**Stored data:**
Content starts

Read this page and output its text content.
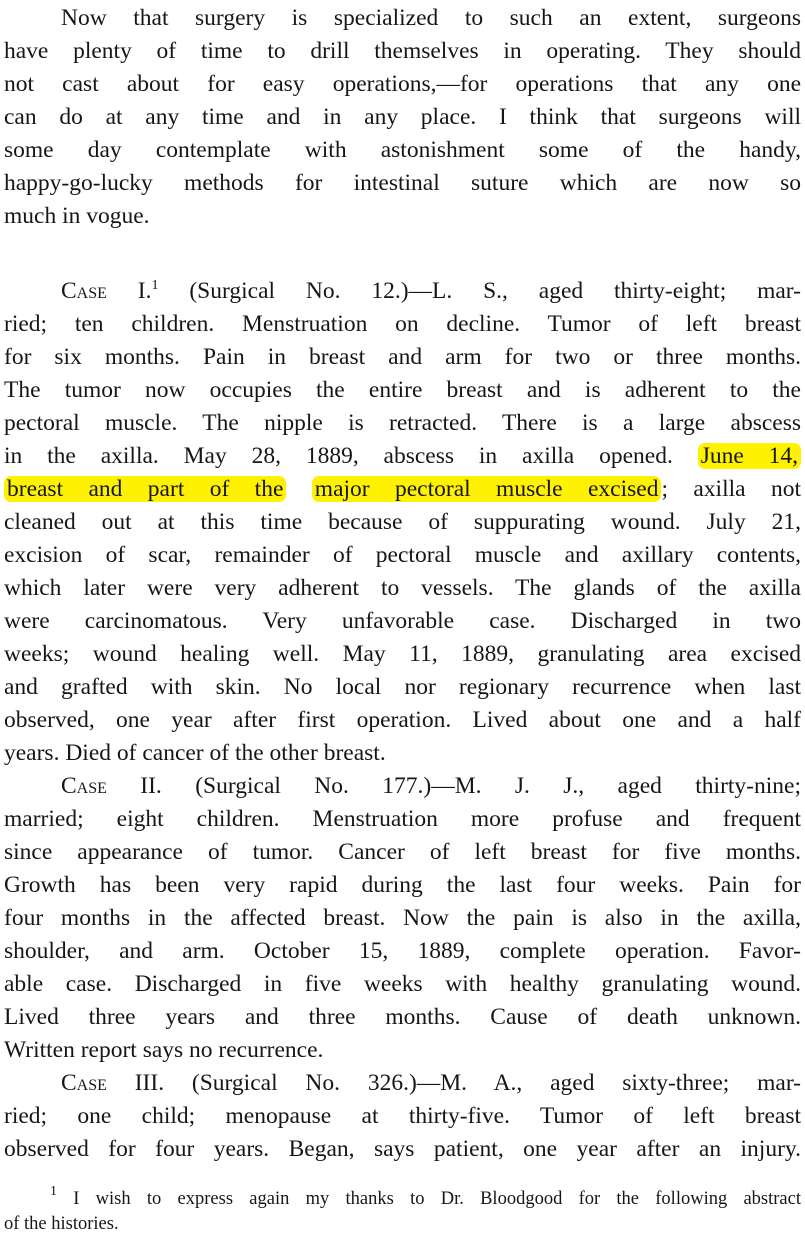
Now that surgery is specialized to such an extent, surgeons
have plenty of time to drill themselves in operating. They should
not cast about for easy operations,—for operations that any one
can do at any time and in any place. I think that surgeons will
some day contemplate with astonishment some of the handy,
happy-go-lucky methods for intestinal suture which are now so
much in vogue.
Case I.$^1$ (Surgical No. 12.)—L. S., aged thirty-eight; mar-
ried; ten children. Menstruation on decline. Tumor of left breast
for six months. Pain in breast and arm for two or three months.
The tumor now occupies the entire breast and is adherent to the
pectoral muscle. The nipple is retracted. There is a large abscess
in the axilla. May 28, 1889, abscess in axilla opened. June 14,
breast and part of the major pectoral muscle excised ; axilla not
cleaned out at this time because of suppurating wound. July 21,
excision of scar, remainder of pectoral muscle and axillary contents,
which later were very adherent to vessels. The glands of the axilla
were carcinomatous. Very unfavorable case. Discharged in two
weeks; wound healing well. May 11, 1889, granulating area excised
and grafted with skin. No local nor regionary recurrence when last
observed, one year after first operation. Lived about one and a half
years. Died of cancer of the other breast.
Case II. (Surgical No. 177.)—M. J. J., aged thirty-nine;
married; eight children. Menstruation more profuse and frequent
since appearance of tumor. Cancer of left breast for five months.
Growth has been very rapid during the last four weeks. Pain for
four months in the affected breast. Now the pain is also in the axilla,
shoulder, and arm. October 15, 1889, complete operation. Favor-
able case. Discharged in five weeks with healthy granulating wound.
Lived three years and three months. Cause of death unknown.
Written report says no recurrence.
Case III. (Surgical No. 326.)—M. A., aged sixty-three; mar-
ried; one child; menopause at thirty-five. Tumor of left breast
observed for four years. Began, says patient, one year after an injury.
$^1$ I wish to express again my thanks to Dr. Bloodgood for the following abstract
of the histories.
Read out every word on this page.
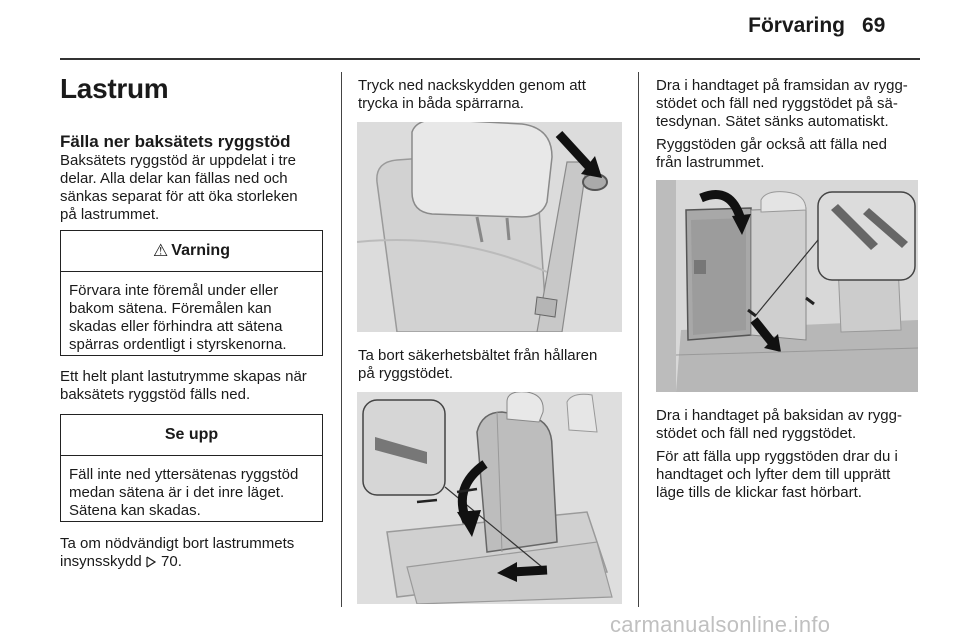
Förvaring 69
Lastrum
Fälla ner baksätets ryggstöd
Baksätets ryggstöd är uppdelat i tre
delar. Alla delar kan fällas ned och
sänkas separat för att öka storleken
på lastrummet.
⚠ Varning
Förvara inte föremål under eller
bakom sätena. Föremålen kan
skadas eller förhindra att sätena
spärras ordentligt i styrskenorna.
Ett helt plant lastutrymme skapas när
baksätets ryggstöd fälls ned.
Se upp
Fäll inte ned yttersätenas ryggstöd
medan sätena är i det inre läget.
Sätena kan skadas.
Ta om nödvändigt bort lastrummets
insynsskydd 70.
Tryck ned nackskydden genom att
trycka in båda spärrarna.
Ta bort säkerhetsbältet från hållaren
på ryggstödet.
Dra i handtaget på framsidan av rygg-
stödet och fäll ned ryggstödet på sä-
tesdynan. Sätet sänks automatiskt.
Ryggstöden går också att fälla ned
från lastrummet.
Dra i handtaget på baksidan av rygg-
stödet och fäll ned ryggstödet.
För att fälla upp ryggstöden drar du i
handtaget och lyfter dem till upprätt
läge tills de klickar fast hörbart.
carmanualsonline.info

Content ends

**Task objective:**
From the line containing "Read out every word on this page." down to the final line of the records above, restate every line word for word, add nothing, and skip the pictures.

**Exercise result:**
Read out every word on this page.
Förvaring 69
Lastrum
Fälla ner baksätets ryggstöd
Baksätets ryggstöd är uppdelat i tre
delar. Alla delar kan fällas ned och
sänkas separat för att öka storleken
på lastrummet.
⚠ Varning
Förvara inte föremål under eller
bakom sätena. Föremålen kan
skadas eller förhindra att sätena
spärras ordentligt i styrskenorna.
Ett helt plant lastutrymme skapas när
baksätets ryggstöd fälls ned.
Se upp
Fäll inte ned yttersätenas ryggstöd
medan sätena är i det inre läget.
Sätena kan skadas.
Ta om nödvändigt bort lastrummets
insynsskydd 70.
Tryck ned nackskydden genom att
trycka in båda spärrarna.
Ta bort säkerhetsbältet från hållaren
på ryggstödet.
Dra i handtaget på framsidan av rygg-
stödet och fäll ned ryggstödet på sä-
tesdynan. Sätet sänks automatiskt.
Ryggstöden går också att fälla ned
från lastrummet.
Dra i handtaget på baksidan av rygg-
stödet och fäll ned ryggstödet.
För att fälla upp ryggstöden drar du i
handtaget och lyfter dem till upprätt
läge tills de klickar fast hörbart.
carmanualsonline.info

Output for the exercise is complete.